## [WRITTEN PROBLEM]
Print the entries that appear below, exactly as written and without their pictures.

Data excerpts
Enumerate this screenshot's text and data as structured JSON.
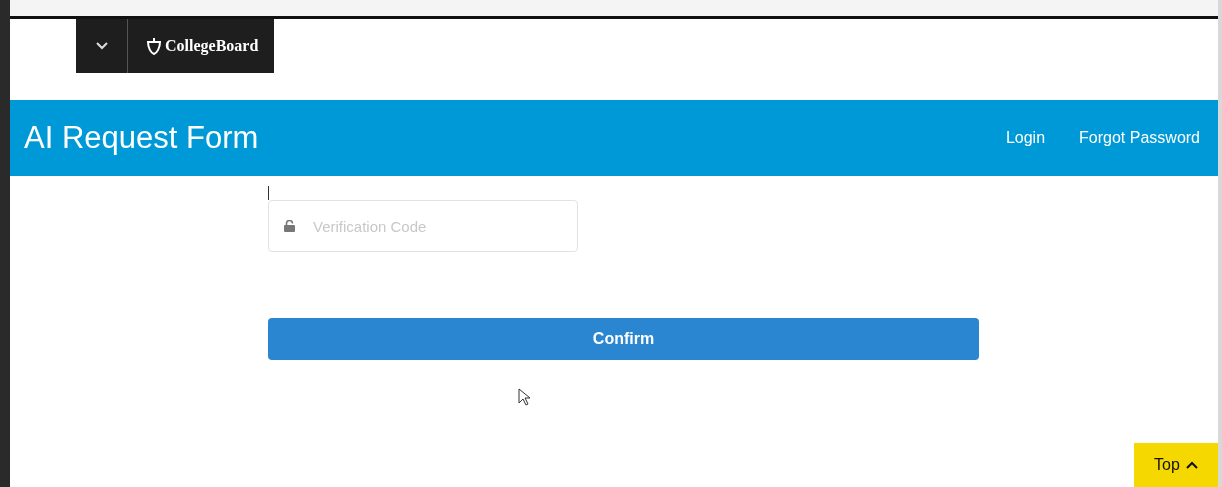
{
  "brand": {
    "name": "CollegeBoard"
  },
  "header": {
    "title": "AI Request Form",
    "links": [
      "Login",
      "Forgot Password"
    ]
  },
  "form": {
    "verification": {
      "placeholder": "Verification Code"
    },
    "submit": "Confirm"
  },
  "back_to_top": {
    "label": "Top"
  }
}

## [TASK RESULT]
Enumerate this screenshot's text and data as structured JSON.
{
  "brand": {
    "name": "CollegeBoard"
  },
  "header": {
    "title": "AI Request Form",
    "links": [
      "Login",
      "Forgot Password"
    ]
  },
  "form": {
    "verification": {
      "placeholder": "Verification Code"
    },
    "submit": "Confirm"
  },
  "back_to_top": {
    "label": "Top"
  }
}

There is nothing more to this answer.